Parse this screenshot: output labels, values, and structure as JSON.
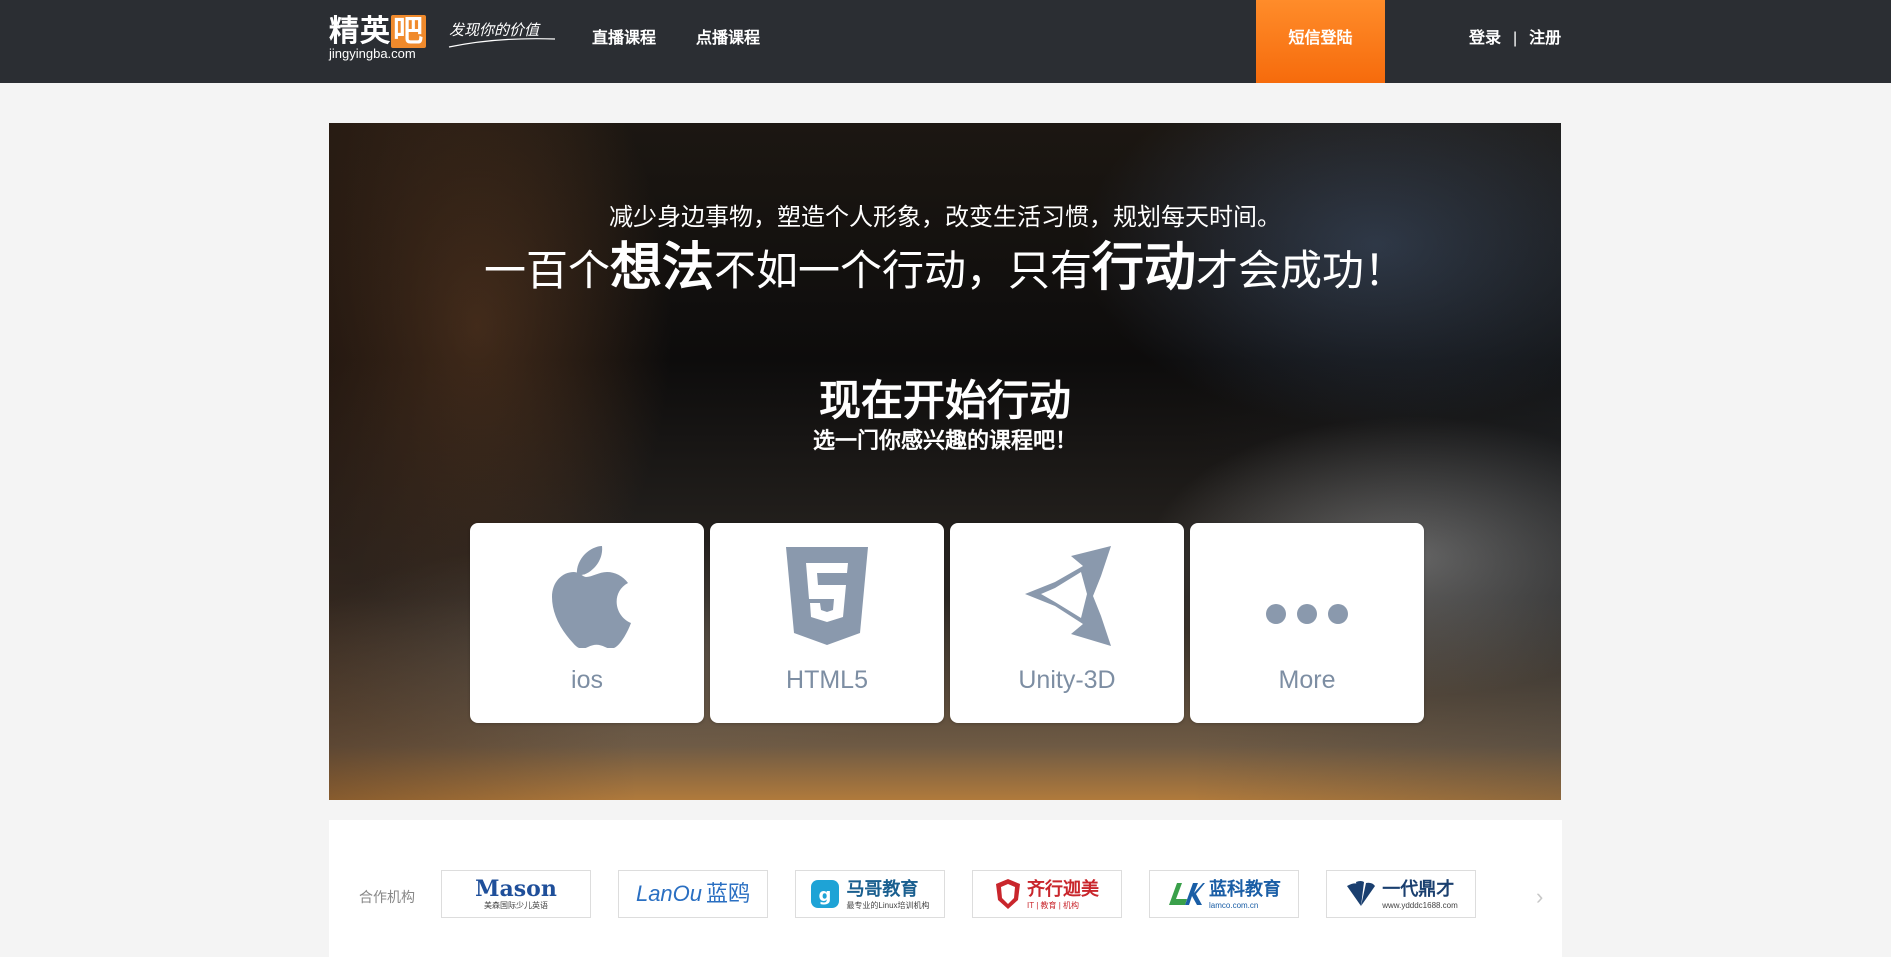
{
  "header": {
    "logo": {
      "brand_cn": "精英",
      "brand_cn_last": "吧",
      "brand_en": "jingyingba.com",
      "slogan": "发现你的价值"
    },
    "nav": {
      "live": "直播课程",
      "vod": "点播课程"
    },
    "sms_login": "短信登陆",
    "auth": {
      "login": "登录",
      "sep": "|",
      "register": "注册"
    },
    "colors": {
      "bar": "#2b2e33",
      "accent": "#f66b0c"
    }
  },
  "hero": {
    "line1": "减少身边事物，塑造个人形象，改变生活习惯，规划每天时间。",
    "line2": {
      "a": "一百个",
      "em1": "想法",
      "b": "不如一个行动，只有",
      "em2": "行动",
      "c": "才会成功！"
    },
    "cta": "现在开始行动",
    "sub": "选一门你感兴趣的课程吧！",
    "courses": [
      {
        "label": "ios",
        "icon": "apple-icon"
      },
      {
        "label": "HTML5",
        "icon": "html5-icon"
      },
      {
        "label": "Unity-3D",
        "icon": "unity-icon"
      },
      {
        "label": "More",
        "icon": "more-dots-icon"
      }
    ],
    "icon_color": "#8a99ad"
  },
  "partners": {
    "title": "合作机构",
    "logos": [
      {
        "name": "Mason",
        "sub": "美森国际少儿英语"
      },
      {
        "name": "LanOu",
        "cn": "蓝鸥"
      },
      {
        "name": "马哥教育",
        "sub": "最专业的Linux培训机构"
      },
      {
        "name": "齐行迦美",
        "sub": "IT | 教育 | 机构"
      },
      {
        "name": "蓝科教育",
        "sub": "lamco.com.cn"
      },
      {
        "name": "一代鼎才",
        "sub": "www.ydddc1688.com"
      }
    ]
  }
}
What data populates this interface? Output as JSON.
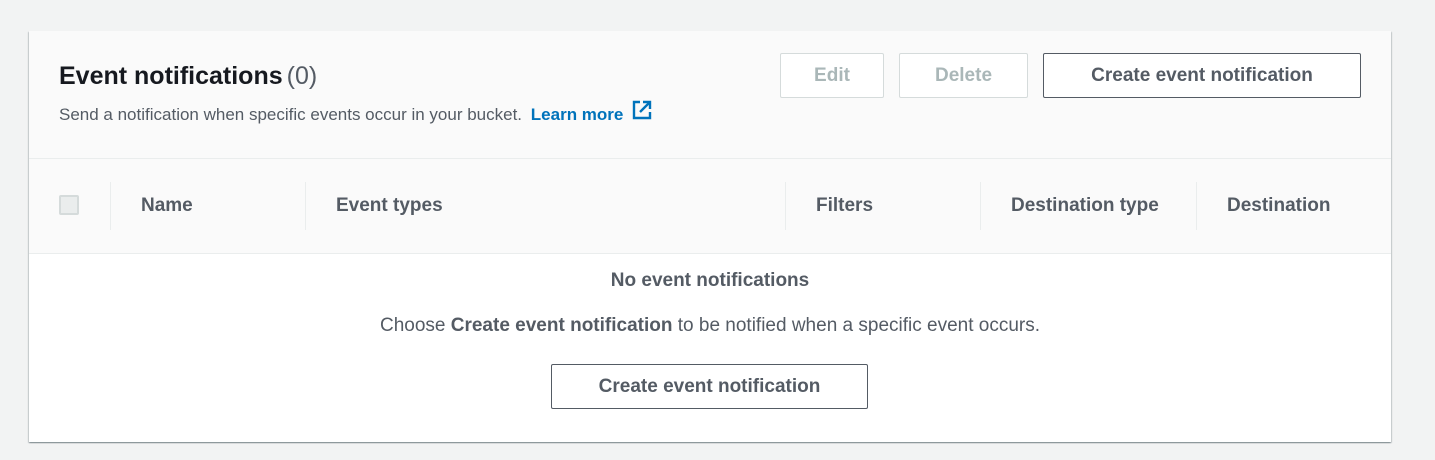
{
  "section": {
    "title": "Event notifications",
    "count": "(0)",
    "description": "Send a notification when specific events occur in your bucket.",
    "learn_more": "Learn more",
    "external_link_icon": "external-link-icon"
  },
  "actions": {
    "edit_label": "Edit",
    "delete_label": "Delete",
    "create_label": "Create event notification"
  },
  "table": {
    "columns": [
      "Name",
      "Event types",
      "Filters",
      "Destination type",
      "Destination"
    ]
  },
  "empty_state": {
    "title": "No event notifications",
    "desc_prefix": "Choose",
    "desc_emphasis": "Create event notification",
    "desc_suffix": "to be notified when a specific event occurs.",
    "button_label": "Create event notification"
  },
  "colors": {
    "link": "#0073bb",
    "text_secondary": "#545b64",
    "disabled": "#aab7b8",
    "header_bg": "#fafafa",
    "page_bg": "#f2f3f3"
  }
}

====

## WHAT YOU HAVE TO DO
The pictures should not be reproduced; quote all of the other material exactly.

## WRITTEN SOLUTION
Parse this screenshot: output labels, values, and structure as JSON.
{
  "header": {
    "logo": {
      "brand_cn": "精英",
      "brand_cn_last": "吧",
      "brand_en": "jingyingba.com",
      "slogan": "发现你的价值"
    },
    "nav": {
      "live": "直播课程",
      "vod": "点播课程"
    },
    "sms_login": "短信登陆",
    "auth": {
      "login": "登录",
      "sep": "|",
      "register": "注册"
    },
    "colors": {
      "bar": "#2b2e33",
      "accent": "#f66b0c"
    }
  },
  "hero": {
    "line1": "减少身边事物，塑造个人形象，改变生活习惯，规划每天时间。",
    "line2": {
      "a": "一百个",
      "em1": "想法",
      "b": "不如一个行动，只有",
      "em2": "行动",
      "c": "才会成功！"
    },
    "cta": "现在开始行动",
    "sub": "选一门你感兴趣的课程吧！",
    "courses": [
      {
        "label": "ios",
        "icon": "apple-icon"
      },
      {
        "label": "HTML5",
        "icon": "html5-icon"
      },
      {
        "label": "Unity-3D",
        "icon": "unity-icon"
      },
      {
        "label": "More",
        "icon": "more-dots-icon"
      }
    ],
    "icon_color": "#8a99ad"
  },
  "partners": {
    "title": "合作机构",
    "logos": [
      {
        "name": "Mason",
        "sub": "美森国际少儿英语"
      },
      {
        "name": "LanOu",
        "cn": "蓝鸥"
      },
      {
        "name": "马哥教育",
        "sub": "最专业的Linux培训机构"
      },
      {
        "name": "齐行迦美",
        "sub": "IT | 教育 | 机构"
      },
      {
        "name": "蓝科教育",
        "sub": "lamco.com.cn"
      },
      {
        "name": "一代鼎才",
        "sub": "www.ydddc1688.com"
      }
    ]
  }
}
What data populates this interface? Output as JSON.
{
  "section": {
    "title": "Event notifications",
    "count": "(0)",
    "description": "Send a notification when specific events occur in your bucket.",
    "learn_more": "Learn more",
    "external_link_icon": "external-link-icon"
  },
  "actions": {
    "edit_label": "Edit",
    "delete_label": "Delete",
    "create_label": "Create event notification"
  },
  "table": {
    "columns": [
      "Name",
      "Event types",
      "Filters",
      "Destination type",
      "Destination"
    ]
  },
  "empty_state": {
    "title": "No event notifications",
    "desc_prefix": "Choose",
    "desc_emphasis": "Create event notification",
    "desc_suffix": "to be notified when a specific event occurs.",
    "button_label": "Create event notification"
  },
  "colors": {
    "link": "#0073bb",
    "text_secondary": "#545b64",
    "disabled": "#aab7b8",
    "header_bg": "#fafafa",
    "page_bg": "#f2f3f3"
  }
}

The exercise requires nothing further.